• SHORT EXERCISE: Find every line of the listing below where "this" appears, and copy it.

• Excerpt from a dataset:
::::

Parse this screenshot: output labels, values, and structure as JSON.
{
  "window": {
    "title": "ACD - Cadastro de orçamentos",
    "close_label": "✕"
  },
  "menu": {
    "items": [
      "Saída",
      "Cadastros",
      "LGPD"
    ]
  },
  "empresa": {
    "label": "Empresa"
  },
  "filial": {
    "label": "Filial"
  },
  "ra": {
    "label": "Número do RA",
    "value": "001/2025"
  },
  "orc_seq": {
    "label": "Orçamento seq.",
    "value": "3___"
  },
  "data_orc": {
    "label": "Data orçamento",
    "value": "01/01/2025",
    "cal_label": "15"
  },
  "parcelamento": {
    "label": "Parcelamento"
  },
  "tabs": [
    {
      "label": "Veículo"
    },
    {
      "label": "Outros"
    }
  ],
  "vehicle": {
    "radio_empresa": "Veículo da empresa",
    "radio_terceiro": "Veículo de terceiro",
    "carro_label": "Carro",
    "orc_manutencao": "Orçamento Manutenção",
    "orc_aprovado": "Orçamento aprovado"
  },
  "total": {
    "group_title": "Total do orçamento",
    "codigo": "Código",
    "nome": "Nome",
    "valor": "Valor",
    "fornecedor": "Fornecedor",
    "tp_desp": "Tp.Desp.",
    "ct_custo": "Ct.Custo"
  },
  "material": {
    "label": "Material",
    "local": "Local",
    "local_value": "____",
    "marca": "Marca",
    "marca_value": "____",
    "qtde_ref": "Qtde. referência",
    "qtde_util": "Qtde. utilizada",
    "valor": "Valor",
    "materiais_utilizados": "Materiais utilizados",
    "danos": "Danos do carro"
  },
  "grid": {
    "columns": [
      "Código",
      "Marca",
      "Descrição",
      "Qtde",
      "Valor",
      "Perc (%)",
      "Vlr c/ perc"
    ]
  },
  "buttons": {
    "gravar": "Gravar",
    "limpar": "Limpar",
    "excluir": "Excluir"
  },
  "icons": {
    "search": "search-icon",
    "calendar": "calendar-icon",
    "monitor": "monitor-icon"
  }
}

::::

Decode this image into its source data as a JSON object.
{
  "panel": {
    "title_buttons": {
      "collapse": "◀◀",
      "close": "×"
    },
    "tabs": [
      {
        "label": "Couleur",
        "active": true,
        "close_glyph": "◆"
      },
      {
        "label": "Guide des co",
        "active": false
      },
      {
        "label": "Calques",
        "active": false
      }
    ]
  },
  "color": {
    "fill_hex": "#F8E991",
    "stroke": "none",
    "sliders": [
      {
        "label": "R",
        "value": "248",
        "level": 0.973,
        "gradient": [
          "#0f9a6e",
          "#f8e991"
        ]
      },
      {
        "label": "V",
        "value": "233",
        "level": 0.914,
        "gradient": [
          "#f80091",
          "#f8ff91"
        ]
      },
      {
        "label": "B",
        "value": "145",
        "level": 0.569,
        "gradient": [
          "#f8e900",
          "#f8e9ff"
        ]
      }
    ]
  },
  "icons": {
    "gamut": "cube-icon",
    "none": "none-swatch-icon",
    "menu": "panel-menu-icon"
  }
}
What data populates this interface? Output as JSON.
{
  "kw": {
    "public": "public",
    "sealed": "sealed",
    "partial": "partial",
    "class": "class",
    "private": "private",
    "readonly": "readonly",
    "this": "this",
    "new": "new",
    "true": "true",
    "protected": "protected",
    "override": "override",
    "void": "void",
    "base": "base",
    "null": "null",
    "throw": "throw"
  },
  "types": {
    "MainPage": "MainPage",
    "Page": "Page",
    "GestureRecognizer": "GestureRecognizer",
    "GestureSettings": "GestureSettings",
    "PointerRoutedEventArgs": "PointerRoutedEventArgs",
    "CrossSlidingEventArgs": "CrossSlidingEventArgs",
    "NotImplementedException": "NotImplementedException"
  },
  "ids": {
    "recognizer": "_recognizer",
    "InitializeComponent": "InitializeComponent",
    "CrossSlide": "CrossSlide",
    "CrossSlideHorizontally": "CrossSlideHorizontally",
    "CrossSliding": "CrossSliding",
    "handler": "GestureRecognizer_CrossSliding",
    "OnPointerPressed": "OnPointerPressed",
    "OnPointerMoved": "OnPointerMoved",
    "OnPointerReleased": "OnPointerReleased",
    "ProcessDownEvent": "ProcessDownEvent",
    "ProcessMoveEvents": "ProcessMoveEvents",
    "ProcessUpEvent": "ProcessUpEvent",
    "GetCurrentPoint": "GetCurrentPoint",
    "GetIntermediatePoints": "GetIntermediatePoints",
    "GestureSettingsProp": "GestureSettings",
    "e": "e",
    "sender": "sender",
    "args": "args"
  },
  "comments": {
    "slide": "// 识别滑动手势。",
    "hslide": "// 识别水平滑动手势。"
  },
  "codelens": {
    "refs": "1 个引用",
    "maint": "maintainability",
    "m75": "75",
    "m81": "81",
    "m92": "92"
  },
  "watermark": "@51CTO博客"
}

::::

• ANSWER TO THE TASK:
Parse this screenshot: output labels, values, and structure as JSON.
Decode this image into its source data as a JSON object.
What data populates this interface? Output as JSON.
    "this": "this",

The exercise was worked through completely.